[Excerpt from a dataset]
◆ ◆ ◆ ◆ ◆ ◆ ◆
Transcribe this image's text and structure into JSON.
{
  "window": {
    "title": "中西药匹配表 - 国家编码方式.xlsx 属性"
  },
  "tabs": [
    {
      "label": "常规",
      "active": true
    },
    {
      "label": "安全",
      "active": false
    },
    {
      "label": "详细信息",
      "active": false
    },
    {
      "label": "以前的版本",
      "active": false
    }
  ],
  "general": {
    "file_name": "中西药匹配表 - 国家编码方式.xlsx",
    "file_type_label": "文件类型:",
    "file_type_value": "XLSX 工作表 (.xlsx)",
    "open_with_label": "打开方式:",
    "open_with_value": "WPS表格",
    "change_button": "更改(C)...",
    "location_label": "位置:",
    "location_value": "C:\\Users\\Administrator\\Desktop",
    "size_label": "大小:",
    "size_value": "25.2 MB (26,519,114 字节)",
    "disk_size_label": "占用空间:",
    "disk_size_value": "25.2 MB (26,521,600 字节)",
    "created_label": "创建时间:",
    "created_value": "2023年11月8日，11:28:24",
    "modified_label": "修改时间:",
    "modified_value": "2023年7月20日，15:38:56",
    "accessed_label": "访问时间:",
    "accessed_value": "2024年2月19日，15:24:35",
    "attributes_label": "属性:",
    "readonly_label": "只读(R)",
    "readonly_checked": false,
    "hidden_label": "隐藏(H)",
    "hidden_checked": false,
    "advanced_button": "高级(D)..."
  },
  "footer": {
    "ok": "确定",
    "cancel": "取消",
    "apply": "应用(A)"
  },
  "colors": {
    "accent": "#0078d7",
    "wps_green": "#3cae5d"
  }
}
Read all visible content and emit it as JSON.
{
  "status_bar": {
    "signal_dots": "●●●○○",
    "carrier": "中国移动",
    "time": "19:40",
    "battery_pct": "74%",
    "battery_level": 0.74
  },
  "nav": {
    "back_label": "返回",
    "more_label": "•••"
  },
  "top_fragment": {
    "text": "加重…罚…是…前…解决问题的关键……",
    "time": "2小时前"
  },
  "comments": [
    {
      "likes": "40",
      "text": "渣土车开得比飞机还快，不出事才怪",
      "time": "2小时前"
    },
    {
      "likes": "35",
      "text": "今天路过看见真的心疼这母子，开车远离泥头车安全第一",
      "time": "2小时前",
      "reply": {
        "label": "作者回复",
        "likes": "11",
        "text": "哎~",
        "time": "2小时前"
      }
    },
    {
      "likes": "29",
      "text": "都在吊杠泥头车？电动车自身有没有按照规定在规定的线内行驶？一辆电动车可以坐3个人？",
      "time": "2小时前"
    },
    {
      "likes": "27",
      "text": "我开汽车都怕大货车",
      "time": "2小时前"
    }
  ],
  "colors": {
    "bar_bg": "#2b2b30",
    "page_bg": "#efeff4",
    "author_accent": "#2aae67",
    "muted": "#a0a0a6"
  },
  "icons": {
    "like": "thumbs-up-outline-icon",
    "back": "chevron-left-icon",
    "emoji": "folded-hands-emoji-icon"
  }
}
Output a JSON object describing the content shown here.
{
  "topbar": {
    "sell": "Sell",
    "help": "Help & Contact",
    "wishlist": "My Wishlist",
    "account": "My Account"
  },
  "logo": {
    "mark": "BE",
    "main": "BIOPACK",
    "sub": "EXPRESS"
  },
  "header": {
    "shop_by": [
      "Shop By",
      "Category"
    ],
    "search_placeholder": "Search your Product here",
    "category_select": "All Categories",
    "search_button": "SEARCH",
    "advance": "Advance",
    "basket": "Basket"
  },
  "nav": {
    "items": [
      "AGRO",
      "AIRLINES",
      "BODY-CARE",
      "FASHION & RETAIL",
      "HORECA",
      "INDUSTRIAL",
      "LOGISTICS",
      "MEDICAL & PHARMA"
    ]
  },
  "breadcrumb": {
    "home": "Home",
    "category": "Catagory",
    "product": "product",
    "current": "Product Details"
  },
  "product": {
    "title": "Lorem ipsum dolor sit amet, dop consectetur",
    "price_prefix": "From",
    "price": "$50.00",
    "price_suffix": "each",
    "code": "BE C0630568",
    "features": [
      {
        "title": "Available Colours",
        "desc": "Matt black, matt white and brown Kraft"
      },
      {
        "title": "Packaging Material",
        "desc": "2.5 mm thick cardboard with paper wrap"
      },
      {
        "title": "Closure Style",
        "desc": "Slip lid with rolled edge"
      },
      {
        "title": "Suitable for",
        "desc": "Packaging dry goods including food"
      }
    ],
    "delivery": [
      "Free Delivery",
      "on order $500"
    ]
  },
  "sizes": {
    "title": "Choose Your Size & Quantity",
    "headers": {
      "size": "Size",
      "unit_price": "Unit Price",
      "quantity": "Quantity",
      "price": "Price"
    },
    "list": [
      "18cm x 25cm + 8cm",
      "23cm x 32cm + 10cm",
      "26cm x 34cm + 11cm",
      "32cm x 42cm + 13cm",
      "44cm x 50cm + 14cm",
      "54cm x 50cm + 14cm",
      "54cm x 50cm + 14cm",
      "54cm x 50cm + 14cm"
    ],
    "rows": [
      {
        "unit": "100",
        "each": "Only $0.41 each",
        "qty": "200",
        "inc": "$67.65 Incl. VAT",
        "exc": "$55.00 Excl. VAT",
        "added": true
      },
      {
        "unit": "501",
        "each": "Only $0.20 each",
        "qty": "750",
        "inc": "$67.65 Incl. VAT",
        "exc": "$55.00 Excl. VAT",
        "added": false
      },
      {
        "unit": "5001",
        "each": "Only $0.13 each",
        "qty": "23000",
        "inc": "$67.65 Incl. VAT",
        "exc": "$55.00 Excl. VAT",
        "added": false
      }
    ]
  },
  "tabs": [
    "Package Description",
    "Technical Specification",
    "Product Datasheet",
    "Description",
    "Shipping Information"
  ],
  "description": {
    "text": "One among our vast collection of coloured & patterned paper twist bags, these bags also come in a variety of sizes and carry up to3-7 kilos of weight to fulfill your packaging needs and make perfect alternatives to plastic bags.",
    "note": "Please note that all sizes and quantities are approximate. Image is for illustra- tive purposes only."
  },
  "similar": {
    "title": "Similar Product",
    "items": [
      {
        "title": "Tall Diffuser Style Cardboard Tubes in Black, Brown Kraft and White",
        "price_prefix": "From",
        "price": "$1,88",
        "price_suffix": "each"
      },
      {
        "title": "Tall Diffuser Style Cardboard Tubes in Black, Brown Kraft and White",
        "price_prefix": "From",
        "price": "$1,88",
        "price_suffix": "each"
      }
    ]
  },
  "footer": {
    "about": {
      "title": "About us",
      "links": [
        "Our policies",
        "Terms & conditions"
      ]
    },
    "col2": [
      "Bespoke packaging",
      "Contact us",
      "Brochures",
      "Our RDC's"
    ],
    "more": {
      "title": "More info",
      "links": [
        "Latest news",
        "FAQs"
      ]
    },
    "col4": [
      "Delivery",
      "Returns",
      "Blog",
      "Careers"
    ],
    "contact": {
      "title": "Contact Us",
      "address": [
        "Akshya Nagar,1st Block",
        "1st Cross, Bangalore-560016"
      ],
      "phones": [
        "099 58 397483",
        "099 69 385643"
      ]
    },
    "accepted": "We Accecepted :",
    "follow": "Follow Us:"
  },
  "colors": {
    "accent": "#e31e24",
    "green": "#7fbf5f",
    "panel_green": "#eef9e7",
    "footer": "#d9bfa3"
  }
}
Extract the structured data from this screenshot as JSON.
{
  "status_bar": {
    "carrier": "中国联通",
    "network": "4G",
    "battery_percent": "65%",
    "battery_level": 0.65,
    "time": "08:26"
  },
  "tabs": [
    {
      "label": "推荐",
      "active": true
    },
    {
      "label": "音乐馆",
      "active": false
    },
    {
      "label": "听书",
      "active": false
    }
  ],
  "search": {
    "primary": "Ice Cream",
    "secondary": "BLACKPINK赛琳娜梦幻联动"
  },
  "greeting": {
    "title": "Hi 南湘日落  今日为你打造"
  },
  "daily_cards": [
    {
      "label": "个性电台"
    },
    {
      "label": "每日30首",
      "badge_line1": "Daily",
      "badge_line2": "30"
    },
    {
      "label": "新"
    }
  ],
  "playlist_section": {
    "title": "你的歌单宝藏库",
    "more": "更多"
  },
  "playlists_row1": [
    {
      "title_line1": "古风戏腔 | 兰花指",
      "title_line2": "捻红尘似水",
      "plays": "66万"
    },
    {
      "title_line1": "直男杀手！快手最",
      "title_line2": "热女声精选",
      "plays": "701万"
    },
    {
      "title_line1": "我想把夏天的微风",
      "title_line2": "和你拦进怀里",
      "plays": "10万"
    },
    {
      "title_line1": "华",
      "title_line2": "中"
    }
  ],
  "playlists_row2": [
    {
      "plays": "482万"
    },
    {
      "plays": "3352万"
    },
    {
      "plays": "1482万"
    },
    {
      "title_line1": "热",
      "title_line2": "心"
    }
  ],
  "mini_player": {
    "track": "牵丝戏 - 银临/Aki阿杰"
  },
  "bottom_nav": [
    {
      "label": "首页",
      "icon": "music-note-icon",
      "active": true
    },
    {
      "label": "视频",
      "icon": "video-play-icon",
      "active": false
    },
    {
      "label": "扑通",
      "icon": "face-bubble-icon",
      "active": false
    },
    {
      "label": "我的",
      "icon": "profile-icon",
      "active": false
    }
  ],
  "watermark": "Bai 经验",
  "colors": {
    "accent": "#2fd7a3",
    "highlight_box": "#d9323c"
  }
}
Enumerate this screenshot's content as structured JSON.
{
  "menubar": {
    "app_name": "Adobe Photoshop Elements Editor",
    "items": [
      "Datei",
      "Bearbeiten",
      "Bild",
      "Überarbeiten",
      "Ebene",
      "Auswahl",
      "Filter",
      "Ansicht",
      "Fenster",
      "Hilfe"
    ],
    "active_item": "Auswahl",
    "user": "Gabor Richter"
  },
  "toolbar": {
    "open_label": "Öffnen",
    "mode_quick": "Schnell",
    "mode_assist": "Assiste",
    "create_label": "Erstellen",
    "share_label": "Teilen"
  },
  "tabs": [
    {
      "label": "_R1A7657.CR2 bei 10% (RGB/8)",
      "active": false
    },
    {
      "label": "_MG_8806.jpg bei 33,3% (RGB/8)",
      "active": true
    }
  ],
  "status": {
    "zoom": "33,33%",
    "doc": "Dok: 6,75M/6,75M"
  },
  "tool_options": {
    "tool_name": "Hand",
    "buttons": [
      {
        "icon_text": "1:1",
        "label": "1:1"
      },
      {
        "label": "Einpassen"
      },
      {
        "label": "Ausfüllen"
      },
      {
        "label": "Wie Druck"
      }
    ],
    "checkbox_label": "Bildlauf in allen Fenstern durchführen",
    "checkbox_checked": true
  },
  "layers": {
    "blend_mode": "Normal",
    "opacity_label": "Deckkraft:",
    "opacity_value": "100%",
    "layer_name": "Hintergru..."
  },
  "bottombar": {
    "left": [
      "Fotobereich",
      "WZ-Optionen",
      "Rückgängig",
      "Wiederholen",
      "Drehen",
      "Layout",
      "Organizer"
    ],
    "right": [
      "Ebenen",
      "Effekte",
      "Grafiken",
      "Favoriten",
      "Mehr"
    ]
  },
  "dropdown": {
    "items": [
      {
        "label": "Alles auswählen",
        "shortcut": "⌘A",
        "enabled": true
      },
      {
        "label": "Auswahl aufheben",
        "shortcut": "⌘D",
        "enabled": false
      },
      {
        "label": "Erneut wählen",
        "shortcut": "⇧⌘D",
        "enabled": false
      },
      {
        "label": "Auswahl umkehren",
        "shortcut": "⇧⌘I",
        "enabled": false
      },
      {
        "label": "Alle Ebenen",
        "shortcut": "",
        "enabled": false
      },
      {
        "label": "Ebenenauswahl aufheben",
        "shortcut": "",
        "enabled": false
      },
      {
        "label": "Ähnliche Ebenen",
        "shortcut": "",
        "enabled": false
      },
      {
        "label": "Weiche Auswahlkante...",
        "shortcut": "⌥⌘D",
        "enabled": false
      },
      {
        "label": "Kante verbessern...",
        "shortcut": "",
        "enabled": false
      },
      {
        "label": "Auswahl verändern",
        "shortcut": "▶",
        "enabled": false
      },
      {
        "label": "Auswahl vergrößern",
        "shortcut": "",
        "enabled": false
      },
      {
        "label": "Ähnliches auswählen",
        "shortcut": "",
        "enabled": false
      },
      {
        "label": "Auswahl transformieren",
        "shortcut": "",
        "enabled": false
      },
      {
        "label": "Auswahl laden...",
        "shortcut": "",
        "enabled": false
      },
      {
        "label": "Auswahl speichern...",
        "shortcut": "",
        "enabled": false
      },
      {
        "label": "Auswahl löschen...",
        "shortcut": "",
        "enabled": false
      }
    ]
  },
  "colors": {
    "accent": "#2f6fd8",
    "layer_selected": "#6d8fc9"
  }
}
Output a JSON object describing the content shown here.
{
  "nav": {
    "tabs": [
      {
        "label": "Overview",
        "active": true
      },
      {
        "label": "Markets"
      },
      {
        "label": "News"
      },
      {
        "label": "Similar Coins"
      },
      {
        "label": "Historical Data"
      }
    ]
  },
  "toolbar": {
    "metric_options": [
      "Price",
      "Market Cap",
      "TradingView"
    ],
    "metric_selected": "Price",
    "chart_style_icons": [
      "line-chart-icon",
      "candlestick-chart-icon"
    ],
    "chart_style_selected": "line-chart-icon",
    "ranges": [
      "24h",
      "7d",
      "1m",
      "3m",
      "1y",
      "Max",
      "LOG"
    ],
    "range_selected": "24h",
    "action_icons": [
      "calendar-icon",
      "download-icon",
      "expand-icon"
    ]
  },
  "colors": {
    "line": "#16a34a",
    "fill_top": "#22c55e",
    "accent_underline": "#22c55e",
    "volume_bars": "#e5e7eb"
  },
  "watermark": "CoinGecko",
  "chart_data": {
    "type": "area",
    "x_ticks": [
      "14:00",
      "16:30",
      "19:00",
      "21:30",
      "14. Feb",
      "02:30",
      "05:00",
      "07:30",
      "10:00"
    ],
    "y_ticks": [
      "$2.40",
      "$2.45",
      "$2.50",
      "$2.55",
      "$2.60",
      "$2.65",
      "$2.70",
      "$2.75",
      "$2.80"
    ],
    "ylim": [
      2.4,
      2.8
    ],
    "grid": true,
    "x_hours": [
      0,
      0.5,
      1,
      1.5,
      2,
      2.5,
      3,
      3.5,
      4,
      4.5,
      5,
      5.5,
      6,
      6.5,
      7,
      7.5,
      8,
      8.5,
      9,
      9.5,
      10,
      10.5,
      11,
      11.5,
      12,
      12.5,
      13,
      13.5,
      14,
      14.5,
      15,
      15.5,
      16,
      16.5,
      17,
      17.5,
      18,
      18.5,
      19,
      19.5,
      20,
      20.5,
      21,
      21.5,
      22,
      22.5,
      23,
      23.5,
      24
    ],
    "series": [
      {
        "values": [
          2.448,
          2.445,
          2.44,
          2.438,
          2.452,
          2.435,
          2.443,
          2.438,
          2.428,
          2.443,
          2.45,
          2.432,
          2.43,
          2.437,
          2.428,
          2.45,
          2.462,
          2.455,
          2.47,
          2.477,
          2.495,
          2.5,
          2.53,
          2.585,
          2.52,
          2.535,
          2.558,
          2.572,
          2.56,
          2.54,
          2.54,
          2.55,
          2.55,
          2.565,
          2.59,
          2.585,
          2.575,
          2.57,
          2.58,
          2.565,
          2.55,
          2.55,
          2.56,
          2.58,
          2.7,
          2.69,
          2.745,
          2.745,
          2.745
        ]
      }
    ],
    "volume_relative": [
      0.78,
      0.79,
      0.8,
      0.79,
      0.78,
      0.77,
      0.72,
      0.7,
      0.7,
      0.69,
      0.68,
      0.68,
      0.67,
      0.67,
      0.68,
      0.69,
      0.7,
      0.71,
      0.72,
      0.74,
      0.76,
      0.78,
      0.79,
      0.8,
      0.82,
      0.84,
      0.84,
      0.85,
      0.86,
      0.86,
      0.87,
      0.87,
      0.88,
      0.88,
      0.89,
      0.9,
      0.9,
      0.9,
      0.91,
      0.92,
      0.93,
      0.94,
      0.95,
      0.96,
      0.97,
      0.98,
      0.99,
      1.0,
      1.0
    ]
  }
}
◆ ◆ ◆ ◆ ◆ ◆ ◆
## WORK REQUIRED
The word "content" may turn up on some lines of these records; say how many, with no other words.

## THE OUTPUT
4